PROBLEM STATEMENT:
From the data that follows, copy every line holding the string "title".

PROVIDED MATERIAL:
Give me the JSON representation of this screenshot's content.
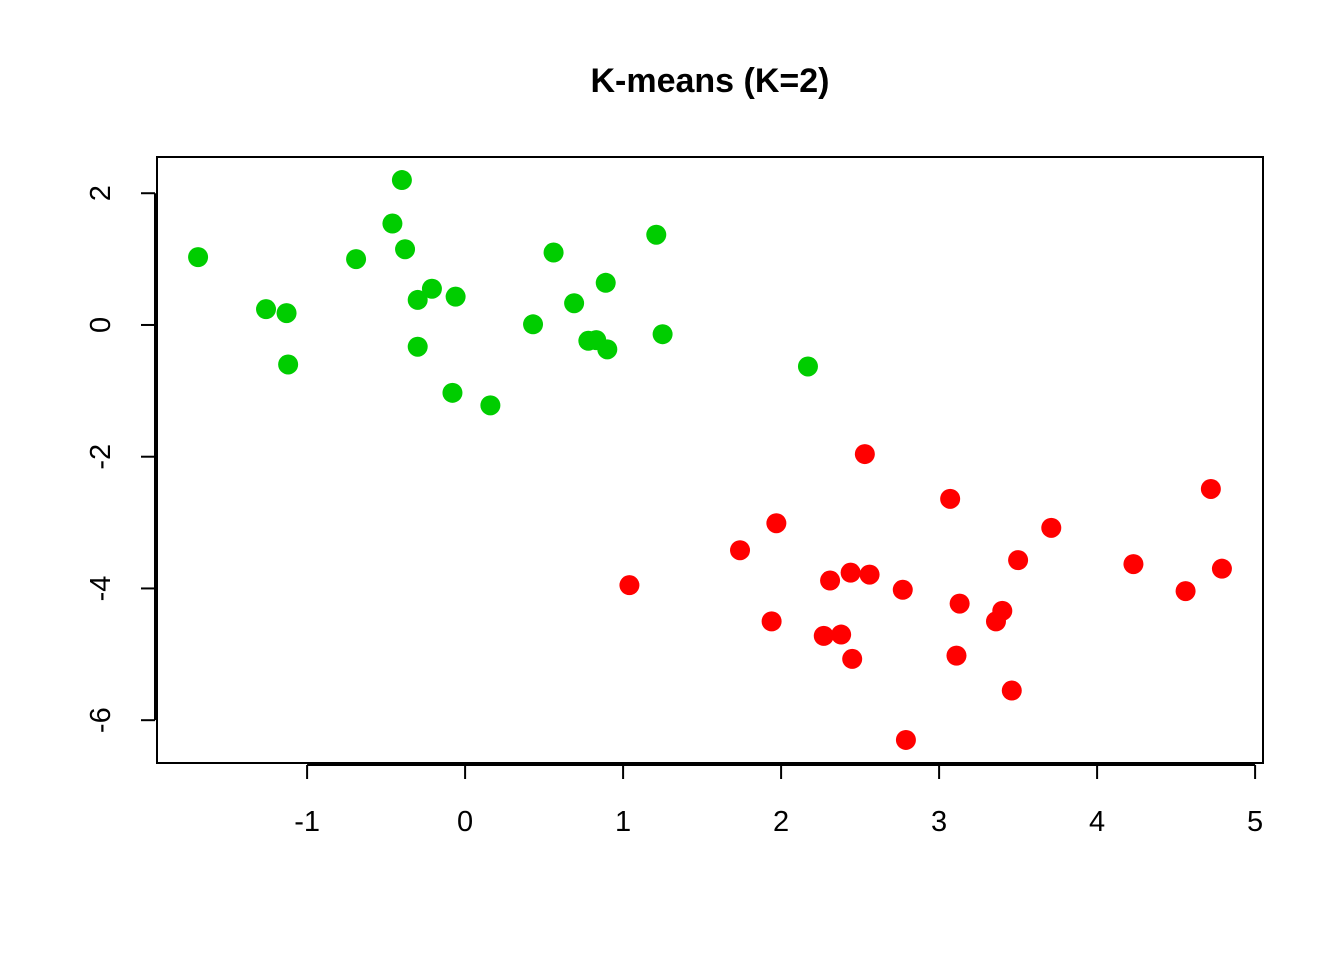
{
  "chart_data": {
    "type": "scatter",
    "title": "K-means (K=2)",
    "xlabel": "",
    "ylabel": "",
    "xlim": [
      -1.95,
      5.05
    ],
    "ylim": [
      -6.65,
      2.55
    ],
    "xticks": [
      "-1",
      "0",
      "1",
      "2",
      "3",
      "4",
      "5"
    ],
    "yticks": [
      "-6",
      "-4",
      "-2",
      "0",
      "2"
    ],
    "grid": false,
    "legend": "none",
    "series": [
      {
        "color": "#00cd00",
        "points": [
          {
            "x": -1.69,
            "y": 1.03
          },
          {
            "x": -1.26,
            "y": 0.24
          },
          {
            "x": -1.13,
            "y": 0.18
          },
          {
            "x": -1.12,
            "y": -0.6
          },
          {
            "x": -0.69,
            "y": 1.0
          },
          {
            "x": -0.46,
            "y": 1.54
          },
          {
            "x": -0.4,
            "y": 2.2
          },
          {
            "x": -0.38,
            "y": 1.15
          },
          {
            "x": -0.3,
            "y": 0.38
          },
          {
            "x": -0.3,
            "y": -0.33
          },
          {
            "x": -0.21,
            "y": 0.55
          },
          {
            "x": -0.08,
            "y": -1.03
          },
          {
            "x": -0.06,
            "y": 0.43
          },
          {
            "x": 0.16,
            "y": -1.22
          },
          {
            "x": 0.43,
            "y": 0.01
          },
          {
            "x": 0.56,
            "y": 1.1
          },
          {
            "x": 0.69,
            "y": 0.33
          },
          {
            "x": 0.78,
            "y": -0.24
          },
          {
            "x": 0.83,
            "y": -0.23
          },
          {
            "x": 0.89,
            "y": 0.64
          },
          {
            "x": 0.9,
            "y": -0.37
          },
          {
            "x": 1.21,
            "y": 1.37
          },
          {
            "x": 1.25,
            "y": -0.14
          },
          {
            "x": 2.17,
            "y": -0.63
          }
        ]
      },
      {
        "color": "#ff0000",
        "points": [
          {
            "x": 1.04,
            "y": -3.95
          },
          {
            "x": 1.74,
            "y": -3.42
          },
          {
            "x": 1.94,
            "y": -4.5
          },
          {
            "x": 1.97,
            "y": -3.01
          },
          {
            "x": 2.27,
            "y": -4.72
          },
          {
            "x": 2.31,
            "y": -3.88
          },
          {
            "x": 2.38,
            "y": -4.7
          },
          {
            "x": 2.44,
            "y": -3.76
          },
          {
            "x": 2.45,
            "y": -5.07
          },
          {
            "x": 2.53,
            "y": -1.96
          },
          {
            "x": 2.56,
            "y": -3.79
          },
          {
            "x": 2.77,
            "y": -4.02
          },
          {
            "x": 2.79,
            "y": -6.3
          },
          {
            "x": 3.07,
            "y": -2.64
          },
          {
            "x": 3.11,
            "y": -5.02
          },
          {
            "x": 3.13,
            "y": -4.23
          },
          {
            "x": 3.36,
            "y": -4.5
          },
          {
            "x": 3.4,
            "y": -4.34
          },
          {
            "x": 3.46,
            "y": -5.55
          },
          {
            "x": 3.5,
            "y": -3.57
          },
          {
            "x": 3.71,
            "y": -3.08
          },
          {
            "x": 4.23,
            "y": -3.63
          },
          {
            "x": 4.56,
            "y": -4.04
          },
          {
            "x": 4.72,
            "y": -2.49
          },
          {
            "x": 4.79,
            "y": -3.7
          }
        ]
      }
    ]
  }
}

---

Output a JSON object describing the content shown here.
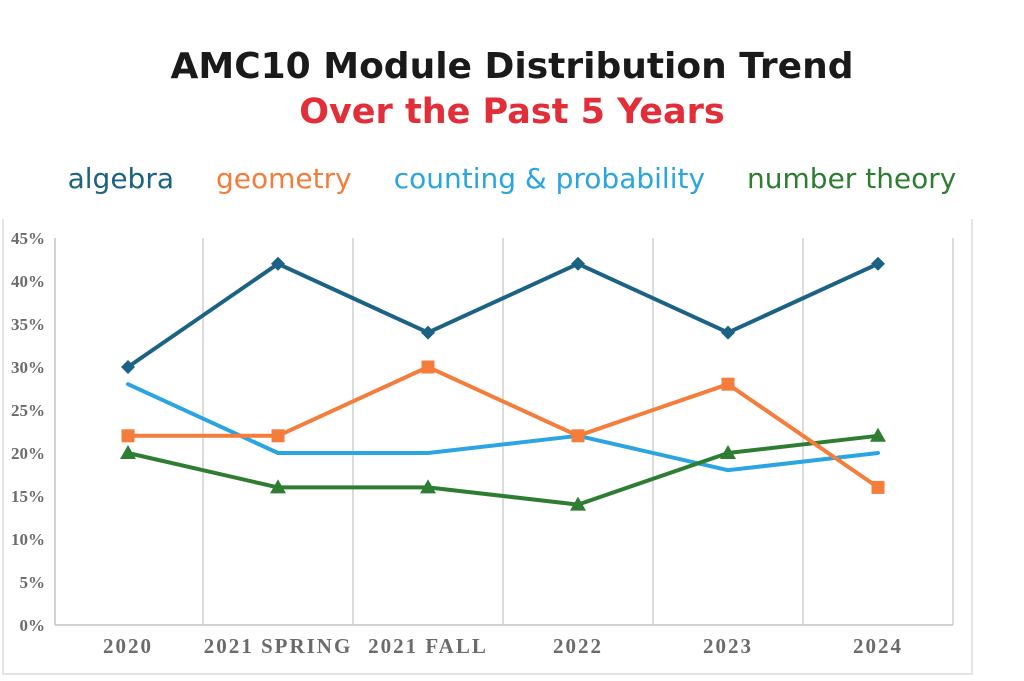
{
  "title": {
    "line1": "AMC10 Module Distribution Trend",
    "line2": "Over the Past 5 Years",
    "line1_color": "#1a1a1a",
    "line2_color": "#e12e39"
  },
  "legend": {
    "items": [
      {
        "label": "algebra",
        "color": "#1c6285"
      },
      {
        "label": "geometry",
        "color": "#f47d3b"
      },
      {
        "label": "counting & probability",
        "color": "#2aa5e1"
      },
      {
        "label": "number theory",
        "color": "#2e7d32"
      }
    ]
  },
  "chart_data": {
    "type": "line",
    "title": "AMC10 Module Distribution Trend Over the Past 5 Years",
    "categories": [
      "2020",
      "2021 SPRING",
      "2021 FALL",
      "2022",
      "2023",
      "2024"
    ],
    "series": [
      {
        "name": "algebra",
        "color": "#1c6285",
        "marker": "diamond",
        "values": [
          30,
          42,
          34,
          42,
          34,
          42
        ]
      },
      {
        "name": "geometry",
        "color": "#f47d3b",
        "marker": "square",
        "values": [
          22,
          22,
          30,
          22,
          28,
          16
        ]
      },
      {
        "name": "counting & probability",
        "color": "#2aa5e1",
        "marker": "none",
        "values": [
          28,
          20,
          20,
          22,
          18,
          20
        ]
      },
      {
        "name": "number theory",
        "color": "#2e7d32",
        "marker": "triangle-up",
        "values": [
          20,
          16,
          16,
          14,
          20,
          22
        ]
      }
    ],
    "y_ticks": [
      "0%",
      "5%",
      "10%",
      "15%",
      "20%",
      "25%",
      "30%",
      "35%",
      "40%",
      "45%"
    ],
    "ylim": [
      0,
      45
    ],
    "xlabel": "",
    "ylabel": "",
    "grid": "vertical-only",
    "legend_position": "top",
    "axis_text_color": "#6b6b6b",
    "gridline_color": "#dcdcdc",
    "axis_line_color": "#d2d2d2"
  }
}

IN RESPONSE:
    "title": "K-means (K=2)",
  "title": {
    "title": "AMC10 Module Distribution Trend Over the Past 5 Years",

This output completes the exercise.